Stored records
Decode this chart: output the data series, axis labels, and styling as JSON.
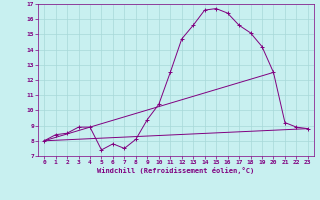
{
  "xlabel": "Windchill (Refroidissement éolien,°C)",
  "background_color": "#c8f0f0",
  "line_color": "#800080",
  "grid_color": "#a8d8d8",
  "xlim": [
    -0.5,
    23.5
  ],
  "ylim": [
    7,
    17
  ],
  "xticks": [
    0,
    1,
    2,
    3,
    4,
    5,
    6,
    7,
    8,
    9,
    10,
    11,
    12,
    13,
    14,
    15,
    16,
    17,
    18,
    19,
    20,
    21,
    22,
    23
  ],
  "yticks": [
    7,
    8,
    9,
    10,
    11,
    12,
    13,
    14,
    15,
    16,
    17
  ],
  "curve1_x": [
    0,
    1,
    2,
    3,
    4,
    5,
    6,
    7,
    8,
    9,
    10,
    11,
    12,
    13,
    14,
    15,
    16,
    17,
    18,
    19,
    20,
    21,
    22,
    23
  ],
  "curve1_y": [
    8.0,
    8.4,
    8.5,
    8.9,
    8.9,
    7.4,
    7.8,
    7.5,
    8.1,
    9.4,
    10.4,
    12.5,
    14.7,
    15.6,
    16.6,
    16.7,
    16.4,
    15.6,
    15.1,
    14.2,
    12.5,
    9.2,
    8.9,
    8.8
  ],
  "curve2_x": [
    0,
    23
  ],
  "curve2_y": [
    8.0,
    8.8
  ],
  "curve3_x": [
    0,
    20
  ],
  "curve3_y": [
    8.0,
    12.5
  ]
}
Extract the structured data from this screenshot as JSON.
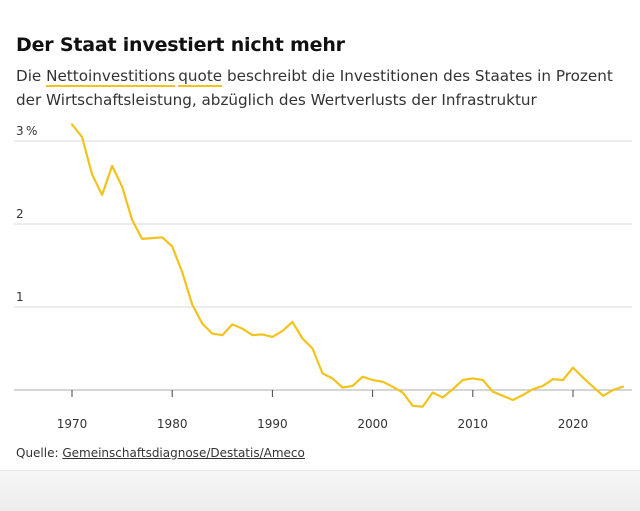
{
  "header": {
    "title": "Der Staat investiert nicht mehr",
    "subtitle_prefix": "Die ",
    "subtitle_term_a": "Nettoinvestitions",
    "subtitle_term_b": "quote",
    "subtitle_rest": " beschreibt die Investitionen des Staates in Prozent der Wirtschaftsleistung, abzüglich des Wertverlusts der Infrastruktur"
  },
  "source": {
    "label": "Quelle: ",
    "link": "Gemeinschaftsdiagnose/Destatis/Ameco"
  },
  "colors": {
    "line": "#f2c31d",
    "grid": "#d9d9d9",
    "baseline": "#bdbdbd"
  },
  "chart_data": {
    "type": "line",
    "title": "Der Staat investiert nicht mehr",
    "xlabel": "",
    "ylabel": "",
    "y_unit_label": "%",
    "xlim": [
      1966,
      2026
    ],
    "ylim": [
      -0.25,
      3.2
    ],
    "y_ticks": [
      1,
      2,
      3
    ],
    "x_ticks": [
      1970,
      1980,
      1990,
      2000,
      2010,
      2020
    ],
    "grid": true,
    "x": [
      1970,
      1971,
      1972,
      1973,
      1974,
      1975,
      1976,
      1977,
      1978,
      1979,
      1980,
      1981,
      1982,
      1983,
      1984,
      1985,
      1986,
      1987,
      1988,
      1989,
      1990,
      1991,
      1992,
      1993,
      1994,
      1995,
      1996,
      1997,
      1998,
      1999,
      2000,
      2001,
      2002,
      2003,
      2004,
      2005,
      2006,
      2007,
      2008,
      2009,
      2010,
      2011,
      2012,
      2013,
      2014,
      2015,
      2016,
      2017,
      2018,
      2019,
      2020,
      2021,
      2022,
      2023,
      2024,
      2025
    ],
    "values": [
      3.2,
      3.05,
      2.6,
      2.35,
      2.7,
      2.45,
      2.05,
      1.82,
      1.83,
      1.84,
      1.73,
      1.42,
      1.03,
      0.8,
      0.68,
      0.66,
      0.79,
      0.74,
      0.66,
      0.67,
      0.64,
      0.71,
      0.82,
      0.62,
      0.5,
      0.2,
      0.14,
      0.03,
      0.05,
      0.16,
      0.12,
      0.1,
      0.04,
      -0.03,
      -0.19,
      -0.2,
      -0.03,
      -0.09,
      0.01,
      0.12,
      0.14,
      0.12,
      -0.02,
      -0.07,
      -0.12,
      -0.06,
      0.01,
      0.05,
      0.13,
      0.12,
      0.27,
      0.15,
      0.04,
      -0.07,
      0.0,
      0.04
    ]
  }
}
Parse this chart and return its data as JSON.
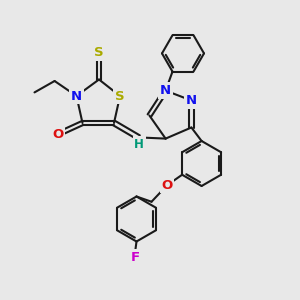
{
  "bg": "#e8e8e8",
  "bc": "#1a1a1a",
  "lw": 1.5,
  "colors": {
    "N": "#1111ee",
    "O": "#dd1111",
    "S": "#aaaa00",
    "F": "#cc00cc",
    "H": "#009977",
    "C": "#1a1a1a"
  },
  "fs": 9.5
}
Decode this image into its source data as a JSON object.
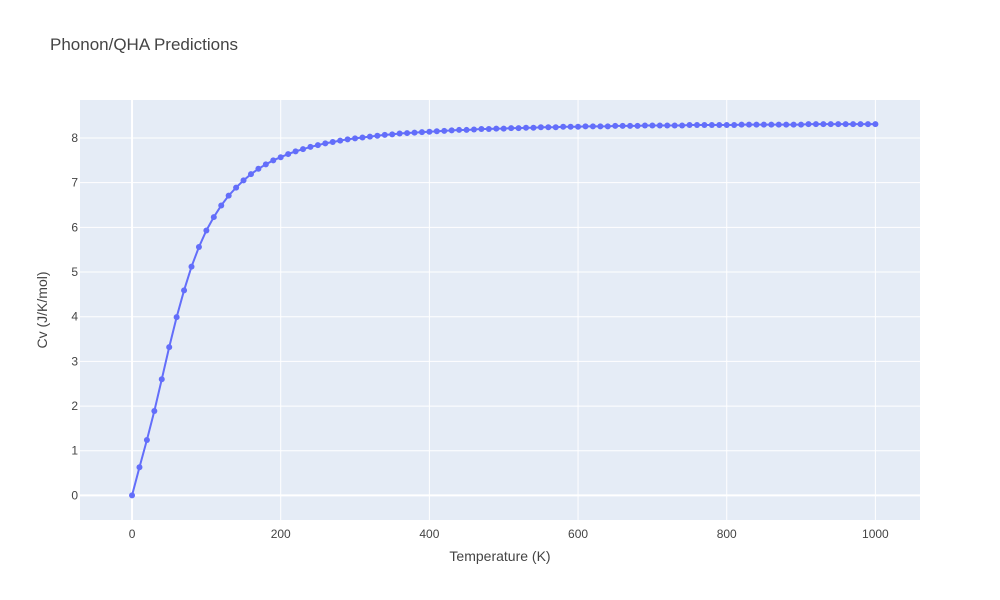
{
  "chart_data": {
    "type": "line",
    "title": "Phonon/QHA Predictions",
    "xlabel": "Temperature (K)",
    "ylabel": "Cv (J/K/mol)",
    "xlim": [
      -70,
      1060
    ],
    "ylim": [
      -0.55,
      8.85
    ],
    "xticks": [
      0,
      200,
      400,
      600,
      800,
      1000
    ],
    "yticks": [
      0,
      1,
      2,
      3,
      4,
      5,
      6,
      7,
      8
    ],
    "grid": true,
    "legend": "none",
    "colors": {
      "plot_bg": "#e5ecf6",
      "series": "#636efa",
      "grid": "#ffffff"
    },
    "series": [
      {
        "x": [
          0,
          10,
          20,
          30,
          40,
          50,
          60,
          70,
          80,
          90,
          100,
          110,
          120,
          130,
          140,
          150,
          160,
          170,
          180,
          190,
          200,
          210,
          220,
          230,
          240,
          250,
          260,
          270,
          280,
          290,
          300,
          310,
          320,
          330,
          340,
          350,
          360,
          370,
          380,
          390,
          400,
          410,
          420,
          430,
          440,
          450,
          460,
          470,
          480,
          490,
          500,
          510,
          520,
          530,
          540,
          550,
          560,
          570,
          580,
          590,
          600,
          610,
          620,
          630,
          640,
          650,
          660,
          670,
          680,
          690,
          700,
          710,
          720,
          730,
          740,
          750,
          760,
          770,
          780,
          790,
          800,
          810,
          820,
          830,
          840,
          850,
          860,
          870,
          880,
          890,
          900,
          910,
          920,
          930,
          940,
          950,
          960,
          970,
          980,
          990,
          1000
        ],
        "y": [
          0,
          0.63,
          1.24,
          1.89,
          2.6,
          3.32,
          3.99,
          4.59,
          5.12,
          5.56,
          5.93,
          6.23,
          6.49,
          6.71,
          6.89,
          7.05,
          7.19,
          7.31,
          7.41,
          7.5,
          7.57,
          7.64,
          7.7,
          7.75,
          7.8,
          7.84,
          7.88,
          7.91,
          7.94,
          7.97,
          7.99,
          8.01,
          8.03,
          8.05,
          8.07,
          8.08,
          8.1,
          8.11,
          8.12,
          8.13,
          8.14,
          8.15,
          8.16,
          8.17,
          8.18,
          8.18,
          8.19,
          8.2,
          8.2,
          8.21,
          8.21,
          8.22,
          8.22,
          8.23,
          8.23,
          8.24,
          8.24,
          8.24,
          8.25,
          8.25,
          8.25,
          8.26,
          8.26,
          8.26,
          8.26,
          8.27,
          8.27,
          8.27,
          8.27,
          8.28,
          8.28,
          8.28,
          8.28,
          8.28,
          8.28,
          8.29,
          8.29,
          8.29,
          8.29,
          8.29,
          8.29,
          8.29,
          8.3,
          8.3,
          8.3,
          8.3,
          8.3,
          8.3,
          8.3,
          8.3,
          8.3,
          8.31,
          8.31,
          8.31,
          8.31,
          8.31,
          8.31,
          8.31,
          8.31,
          8.31,
          8.31
        ]
      }
    ]
  }
}
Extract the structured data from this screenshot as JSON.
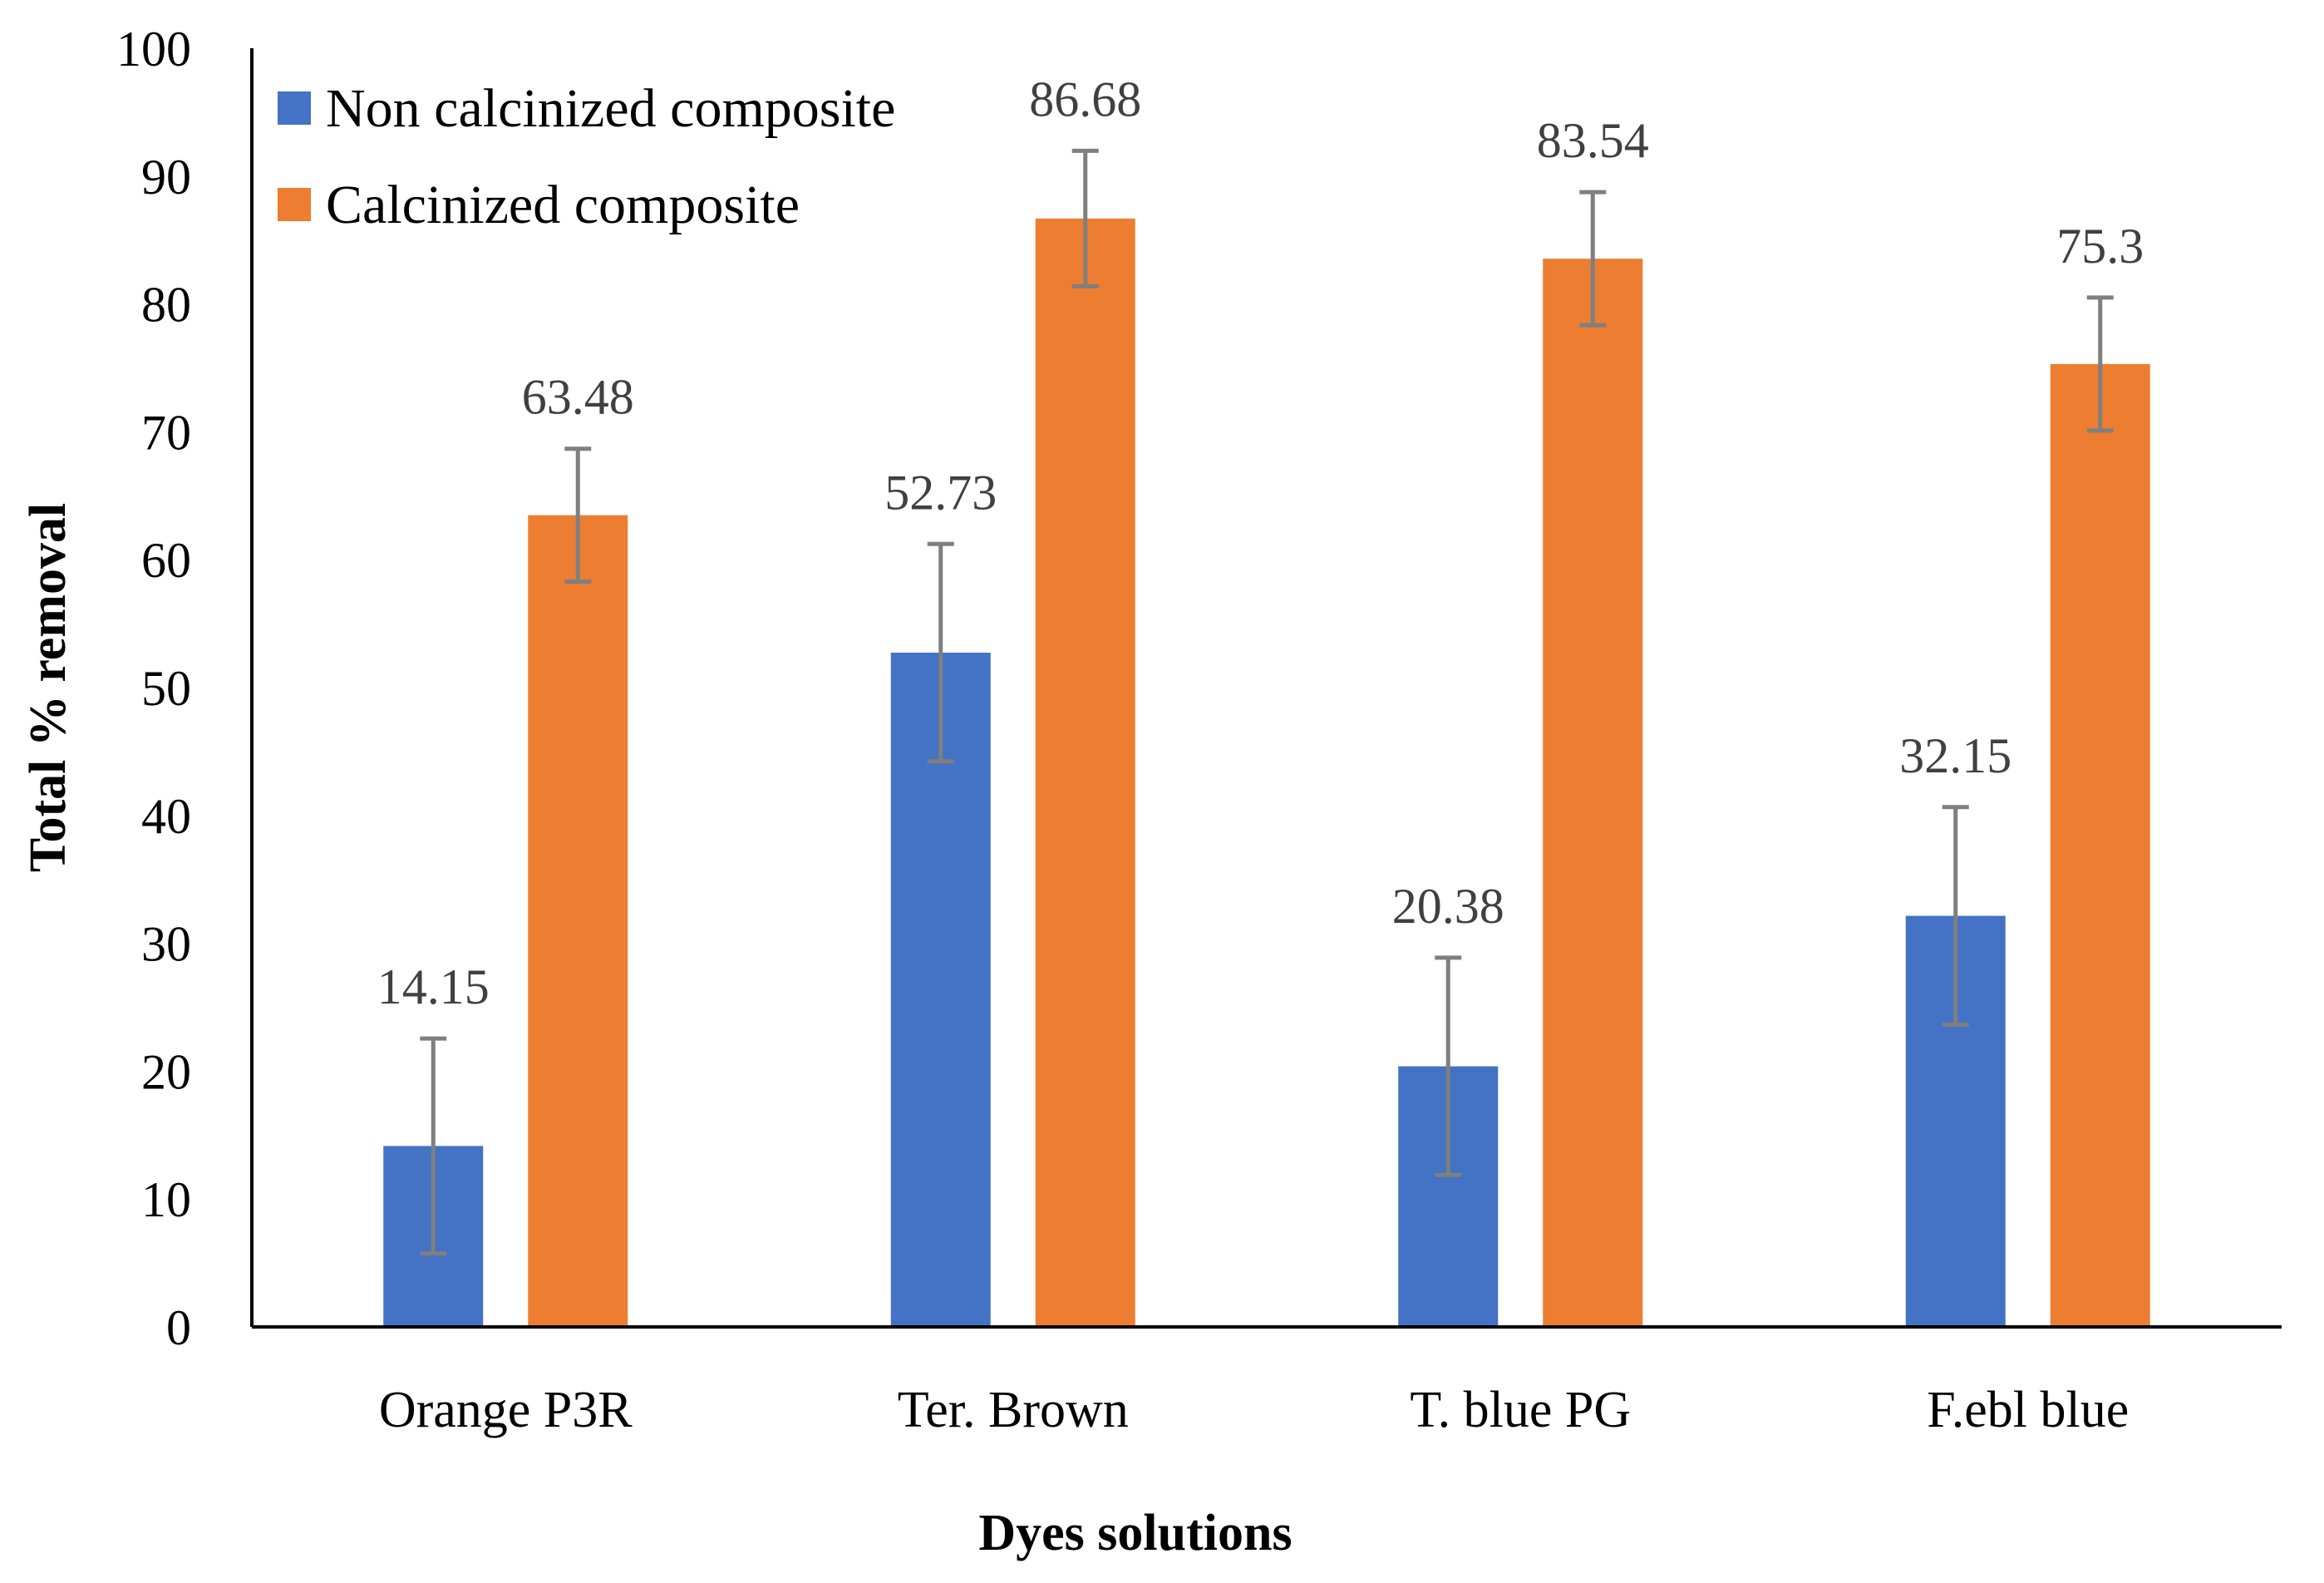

Challenge — Extract the text of all the records above verbatim, excluding pictures.

Final answer —
Decode this chart: output the data series, axis labels, and styling as JSON.
{
  "xlabel": "Windchill (Refroidissement éolien,°C)",
  "background_color": "#c8f0f0",
  "line_color": "#800080",
  "grid_color": "#a8d8d8",
  "xlim": [
    -0.5,
    23.5
  ],
  "ylim": [
    7,
    17
  ],
  "xticks": [
    0,
    1,
    2,
    3,
    4,
    5,
    6,
    7,
    8,
    9,
    10,
    11,
    12,
    13,
    14,
    15,
    16,
    17,
    18,
    19,
    20,
    21,
    22,
    23
  ],
  "yticks": [
    7,
    8,
    9,
    10,
    11,
    12,
    13,
    14,
    15,
    16,
    17
  ],
  "curve1_x": [
    0,
    1,
    2,
    3,
    4,
    5,
    6,
    7,
    8,
    9,
    10,
    11,
    12,
    13,
    14,
    15,
    16,
    17,
    18,
    19,
    20,
    21,
    22,
    23
  ],
  "curve1_y": [
    8.0,
    8.4,
    8.5,
    8.9,
    8.9,
    7.4,
    7.8,
    7.5,
    8.1,
    9.4,
    10.4,
    12.5,
    14.7,
    15.6,
    16.6,
    16.7,
    16.4,
    15.6,
    15.1,
    14.2,
    12.5,
    9.2,
    8.9,
    8.8
  ],
  "curve2_x": [
    0,
    23
  ],
  "curve2_y": [
    8.0,
    8.8
  ],
  "curve3_x": [
    0,
    20
  ],
  "curve3_y": [
    8.0,
    12.5
  ]
}
Extract the structured data from this screenshot as JSON.
{
  "header": {
    "title": "Der Staat investiert nicht mehr",
    "subtitle_prefix": "Die ",
    "subtitle_term_a": "Nettoinvestitions",
    "subtitle_term_b": "quote",
    "subtitle_rest": " beschreibt die Investitionen des Staates in Prozent der Wirtschaftsleistung, abzüglich des Wertverlusts der Infrastruktur"
  },
  "source": {
    "label": "Quelle: ",
    "link": "Gemeinschaftsdiagnose/Destatis/Ameco"
  },
  "colors": {
    "line": "#f2c31d",
    "grid": "#d9d9d9",
    "baseline": "#bdbdbd"
  },
  "chart_data": {
    "type": "line",
    "title": "Der Staat investiert nicht mehr",
    "xlabel": "",
    "ylabel": "",
    "y_unit_label": "%",
    "xlim": [
      1966,
      2026
    ],
    "ylim": [
      -0.25,
      3.2
    ],
    "y_ticks": [
      1,
      2,
      3
    ],
    "x_ticks": [
      1970,
      1980,
      1990,
      2000,
      2010,
      2020
    ],
    "grid": true,
    "x": [
      1970,
      1971,
      1972,
      1973,
      1974,
      1975,
      1976,
      1977,
      1978,
      1979,
      1980,
      1981,
      1982,
      1983,
      1984,
      1985,
      1986,
      1987,
      1988,
      1989,
      1990,
      1991,
      1992,
      1993,
      1994,
      1995,
      1996,
      1997,
      1998,
      1999,
      2000,
      2001,
      2002,
      2003,
      2004,
      2005,
      2006,
      2007,
      2008,
      2009,
      2010,
      2011,
      2012,
      2013,
      2014,
      2015,
      2016,
      2017,
      2018,
      2019,
      2020,
      2021,
      2022,
      2023,
      2024,
      2025
    ],
    "values": [
      3.2,
      3.05,
      2.6,
      2.35,
      2.7,
      2.45,
      2.05,
      1.82,
      1.83,
      1.84,
      1.73,
      1.42,
      1.03,
      0.8,
      0.68,
      0.66,
      0.79,
      0.74,
      0.66,
      0.67,
      0.64,
      0.71,
      0.82,
      0.62,
      0.5,
      0.2,
      0.14,
      0.03,
      0.05,
      0.16,
      0.12,
      0.1,
      0.04,
      -0.03,
      -0.19,
      -0.2,
      -0.03,
      -0.09,
      0.01,
      0.12,
      0.14,
      0.12,
      -0.02,
      -0.07,
      -0.12,
      -0.06,
      0.01,
      0.05,
      0.13,
      0.12,
      0.27,
      0.15,
      0.04,
      -0.07,
      0.0,
      0.04
    ]
  }
}
Parse this chart and return its data as JSON.
{
  "bg": "#e8e8e8",
  "bc": "#1a1a1a",
  "lw": 1.5,
  "colors": {
    "N": "#1111ee",
    "O": "#dd1111",
    "S": "#aaaa00",
    "F": "#cc00cc",
    "H": "#009977",
    "C": "#1a1a1a"
  },
  "fs": 9.5
}
Decode this image into its source data as a JSON object.
{
  "chart_data": {
    "type": "line",
    "title": "Phonon/QHA Predictions",
    "xlabel": "Temperature (K)",
    "ylabel": "Cv (J/K/mol)",
    "xlim": [
      -70,
      1060
    ],
    "ylim": [
      -0.55,
      8.85
    ],
    "xticks": [
      0,
      200,
      400,
      600,
      800,
      1000
    ],
    "yticks": [
      0,
      1,
      2,
      3,
      4,
      5,
      6,
      7,
      8
    ],
    "grid": true,
    "legend": "none",
    "colors": {
      "plot_bg": "#e5ecf6",
      "series": "#636efa",
      "grid": "#ffffff"
    },
    "series": [
      {
        "x": [
          0,
          10,
          20,
          30,
          40,
          50,
          60,
          70,
          80,
          90,
          100,
          110,
          120,
          130,
          140,
          150,
          160,
          170,
          180,
          190,
          200,
          210,
          220,
          230,
          240,
          250,
          260,
          270,
          280,
          290,
          300,
          310,
          320,
          330,
          340,
          350,
          360,
          370,
          380,
          390,
          400,
          410,
          420,
          430,
          440,
          450,
          460,
          470,
          480,
          490,
          500,
          510,
          520,
          530,
          540,
          550,
          560,
          570,
          580,
          590,
          600,
          610,
          620,
          630,
          640,
          650,
          660,
          670,
          680,
          690,
          700,
          710,
          720,
          730,
          740,
          750,
          760,
          770,
          780,
          790,
          800,
          810,
          820,
          830,
          840,
          850,
          860,
          870,
          880,
          890,
          900,
          910,
          920,
          930,
          940,
          950,
          960,
          970,
          980,
          990,
          1000
        ],
        "y": [
          0,
          0.63,
          1.24,
          1.89,
          2.6,
          3.32,
          3.99,
          4.59,
          5.12,
          5.56,
          5.93,
          6.23,
          6.49,
          6.71,
          6.89,
          7.05,
          7.19,
          7.31,
          7.41,
          7.5,
          7.57,
          7.64,
          7.7,
          7.75,
          7.8,
          7.84,
          7.88,
          7.91,
          7.94,
          7.97,
          7.99,
          8.01,
          8.03,
          8.05,
          8.07,
          8.08,
          8.1,
          8.11,
          8.12,
          8.13,
          8.14,
          8.15,
          8.16,
          8.17,
          8.18,
          8.18,
          8.19,
          8.2,
          8.2,
          8.21,
          8.21,
          8.22,
          8.22,
          8.23,
          8.23,
          8.24,
          8.24,
          8.24,
          8.25,
          8.25,
          8.25,
          8.26,
          8.26,
          8.26,
          8.26,
          8.27,
          8.27,
          8.27,
          8.27,
          8.28,
          8.28,
          8.28,
          8.28,
          8.28,
          8.28,
          8.29,
          8.29,
          8.29,
          8.29,
          8.29,
          8.29,
          8.29,
          8.3,
          8.3,
          8.3,
          8.3,
          8.3,
          8.3,
          8.3,
          8.3,
          8.3,
          8.31,
          8.31,
          8.31,
          8.31,
          8.31,
          8.31,
          8.31,
          8.31,
          8.31,
          8.31
        ]
      }
    ]
  }
}
Extract the structured data from this screenshot as JSON.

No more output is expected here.